## START
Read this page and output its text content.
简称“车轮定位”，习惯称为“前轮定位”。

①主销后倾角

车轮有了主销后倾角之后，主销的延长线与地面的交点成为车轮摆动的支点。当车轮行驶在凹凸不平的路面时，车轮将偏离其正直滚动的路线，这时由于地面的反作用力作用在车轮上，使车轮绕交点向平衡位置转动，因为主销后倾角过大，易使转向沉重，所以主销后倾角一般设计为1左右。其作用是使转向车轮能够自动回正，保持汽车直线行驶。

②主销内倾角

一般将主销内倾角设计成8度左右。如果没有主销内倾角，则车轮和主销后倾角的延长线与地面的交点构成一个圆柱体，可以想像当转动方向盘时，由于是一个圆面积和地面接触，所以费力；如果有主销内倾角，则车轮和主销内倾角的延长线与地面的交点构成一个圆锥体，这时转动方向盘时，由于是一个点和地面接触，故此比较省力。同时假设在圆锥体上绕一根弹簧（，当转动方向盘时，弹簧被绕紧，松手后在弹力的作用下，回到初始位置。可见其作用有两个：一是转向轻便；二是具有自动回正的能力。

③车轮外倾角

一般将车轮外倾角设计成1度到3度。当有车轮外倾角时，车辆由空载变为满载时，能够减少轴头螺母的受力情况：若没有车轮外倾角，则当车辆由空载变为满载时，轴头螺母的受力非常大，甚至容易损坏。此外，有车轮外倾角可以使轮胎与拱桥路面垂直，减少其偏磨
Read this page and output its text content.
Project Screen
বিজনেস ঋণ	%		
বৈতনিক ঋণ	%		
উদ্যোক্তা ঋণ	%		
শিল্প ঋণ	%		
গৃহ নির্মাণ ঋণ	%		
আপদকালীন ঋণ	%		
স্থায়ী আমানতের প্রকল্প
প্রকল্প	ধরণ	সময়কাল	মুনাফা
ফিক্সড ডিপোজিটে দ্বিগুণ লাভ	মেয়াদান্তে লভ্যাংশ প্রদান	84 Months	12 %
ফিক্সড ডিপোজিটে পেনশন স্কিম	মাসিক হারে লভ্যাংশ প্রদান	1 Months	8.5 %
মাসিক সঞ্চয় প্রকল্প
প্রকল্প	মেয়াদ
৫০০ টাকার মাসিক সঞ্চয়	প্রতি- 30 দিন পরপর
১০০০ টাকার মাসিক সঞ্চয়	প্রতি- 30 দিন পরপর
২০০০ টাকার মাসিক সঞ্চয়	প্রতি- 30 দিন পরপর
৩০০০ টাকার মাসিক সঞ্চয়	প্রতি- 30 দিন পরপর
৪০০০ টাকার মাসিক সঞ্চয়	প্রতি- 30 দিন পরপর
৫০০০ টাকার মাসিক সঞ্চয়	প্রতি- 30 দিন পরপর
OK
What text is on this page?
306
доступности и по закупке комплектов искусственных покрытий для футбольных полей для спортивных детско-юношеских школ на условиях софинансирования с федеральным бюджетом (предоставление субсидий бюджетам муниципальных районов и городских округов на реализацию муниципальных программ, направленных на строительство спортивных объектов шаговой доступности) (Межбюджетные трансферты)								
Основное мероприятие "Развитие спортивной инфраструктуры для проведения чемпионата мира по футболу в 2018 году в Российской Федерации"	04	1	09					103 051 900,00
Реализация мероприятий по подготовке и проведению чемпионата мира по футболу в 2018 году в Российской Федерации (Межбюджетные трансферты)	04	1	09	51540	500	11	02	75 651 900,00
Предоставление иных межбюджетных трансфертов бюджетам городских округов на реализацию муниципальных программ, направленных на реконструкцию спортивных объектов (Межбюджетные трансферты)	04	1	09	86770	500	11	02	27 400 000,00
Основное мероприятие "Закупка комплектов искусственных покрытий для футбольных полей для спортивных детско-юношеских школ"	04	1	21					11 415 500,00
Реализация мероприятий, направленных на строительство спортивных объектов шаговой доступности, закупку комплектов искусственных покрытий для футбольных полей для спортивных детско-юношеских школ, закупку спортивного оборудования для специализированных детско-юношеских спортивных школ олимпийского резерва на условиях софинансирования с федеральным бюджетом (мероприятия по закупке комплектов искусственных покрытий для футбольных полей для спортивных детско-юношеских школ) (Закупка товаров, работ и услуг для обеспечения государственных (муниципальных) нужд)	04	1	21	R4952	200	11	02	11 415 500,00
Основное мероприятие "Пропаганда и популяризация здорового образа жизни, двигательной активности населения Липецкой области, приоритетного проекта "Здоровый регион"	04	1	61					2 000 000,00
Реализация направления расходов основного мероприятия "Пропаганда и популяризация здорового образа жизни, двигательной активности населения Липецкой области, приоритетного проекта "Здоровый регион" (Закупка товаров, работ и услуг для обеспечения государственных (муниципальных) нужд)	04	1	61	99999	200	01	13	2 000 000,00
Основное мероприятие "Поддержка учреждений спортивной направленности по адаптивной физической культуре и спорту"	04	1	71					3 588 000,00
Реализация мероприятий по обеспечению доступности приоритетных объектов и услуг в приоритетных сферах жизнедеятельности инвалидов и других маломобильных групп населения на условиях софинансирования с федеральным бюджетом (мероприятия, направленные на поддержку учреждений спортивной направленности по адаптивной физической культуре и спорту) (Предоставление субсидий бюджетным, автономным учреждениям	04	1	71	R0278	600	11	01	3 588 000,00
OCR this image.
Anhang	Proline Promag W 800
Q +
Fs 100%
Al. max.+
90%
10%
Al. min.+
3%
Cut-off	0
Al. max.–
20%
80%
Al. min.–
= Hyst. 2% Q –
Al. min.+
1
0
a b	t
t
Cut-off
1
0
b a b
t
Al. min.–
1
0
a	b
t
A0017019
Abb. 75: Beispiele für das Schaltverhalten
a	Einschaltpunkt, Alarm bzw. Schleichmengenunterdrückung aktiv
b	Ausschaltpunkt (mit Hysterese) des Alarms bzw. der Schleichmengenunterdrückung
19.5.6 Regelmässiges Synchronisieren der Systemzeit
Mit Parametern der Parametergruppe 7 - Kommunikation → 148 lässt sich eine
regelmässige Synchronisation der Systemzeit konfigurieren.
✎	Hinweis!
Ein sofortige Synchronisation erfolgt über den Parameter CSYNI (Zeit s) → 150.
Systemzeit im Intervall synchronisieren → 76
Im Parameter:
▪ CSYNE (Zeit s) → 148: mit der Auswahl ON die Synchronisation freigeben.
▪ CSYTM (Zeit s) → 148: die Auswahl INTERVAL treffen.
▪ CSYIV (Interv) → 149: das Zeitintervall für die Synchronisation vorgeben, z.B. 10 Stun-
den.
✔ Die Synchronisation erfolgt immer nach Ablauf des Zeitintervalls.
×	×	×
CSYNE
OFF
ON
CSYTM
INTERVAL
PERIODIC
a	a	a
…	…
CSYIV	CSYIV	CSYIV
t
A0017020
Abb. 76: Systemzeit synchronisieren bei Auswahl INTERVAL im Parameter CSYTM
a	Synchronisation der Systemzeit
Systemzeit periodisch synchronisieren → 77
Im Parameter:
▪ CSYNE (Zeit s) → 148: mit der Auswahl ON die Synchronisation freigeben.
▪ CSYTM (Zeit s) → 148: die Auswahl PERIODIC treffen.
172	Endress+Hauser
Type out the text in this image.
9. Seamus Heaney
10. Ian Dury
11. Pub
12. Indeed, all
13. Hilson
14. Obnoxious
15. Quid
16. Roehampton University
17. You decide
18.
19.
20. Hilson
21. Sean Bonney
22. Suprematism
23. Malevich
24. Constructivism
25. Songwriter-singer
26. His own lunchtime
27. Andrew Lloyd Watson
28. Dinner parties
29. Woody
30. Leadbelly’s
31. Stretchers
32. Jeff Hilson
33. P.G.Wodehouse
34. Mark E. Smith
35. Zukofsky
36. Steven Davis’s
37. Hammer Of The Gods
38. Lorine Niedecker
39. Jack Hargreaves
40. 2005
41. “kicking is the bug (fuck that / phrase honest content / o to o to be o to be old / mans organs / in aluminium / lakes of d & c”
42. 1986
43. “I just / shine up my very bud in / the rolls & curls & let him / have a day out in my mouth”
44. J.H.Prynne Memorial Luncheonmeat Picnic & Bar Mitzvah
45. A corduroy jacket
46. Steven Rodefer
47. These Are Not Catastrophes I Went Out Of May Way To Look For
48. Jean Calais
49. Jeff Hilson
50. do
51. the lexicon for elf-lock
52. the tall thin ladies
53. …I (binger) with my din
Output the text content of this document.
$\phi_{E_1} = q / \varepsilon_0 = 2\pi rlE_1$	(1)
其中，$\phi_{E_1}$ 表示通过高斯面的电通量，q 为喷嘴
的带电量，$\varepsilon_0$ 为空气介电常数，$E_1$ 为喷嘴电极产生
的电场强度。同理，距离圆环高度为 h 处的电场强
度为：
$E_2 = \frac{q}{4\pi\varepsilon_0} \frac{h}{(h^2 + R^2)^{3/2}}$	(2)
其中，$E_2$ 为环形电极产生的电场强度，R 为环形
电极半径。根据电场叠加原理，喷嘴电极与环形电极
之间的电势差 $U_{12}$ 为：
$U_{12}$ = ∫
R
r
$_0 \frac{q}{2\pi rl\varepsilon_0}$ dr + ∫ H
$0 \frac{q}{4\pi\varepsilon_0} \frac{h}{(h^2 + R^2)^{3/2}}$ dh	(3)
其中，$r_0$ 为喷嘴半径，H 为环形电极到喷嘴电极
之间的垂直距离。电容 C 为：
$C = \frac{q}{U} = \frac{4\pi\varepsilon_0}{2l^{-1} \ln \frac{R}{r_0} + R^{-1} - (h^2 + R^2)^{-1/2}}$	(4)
## END
Filter the data, keeping only the lines that contain "content".

■ Solution for this exercise:
Read this page and output its text content.
Read this page and output its text content.
41. “kicking is the bug (fuck that / phrase honest content / o to o to be o to be old / mans organs / in aluminium / lakes of d & c”
Output the text content of this document.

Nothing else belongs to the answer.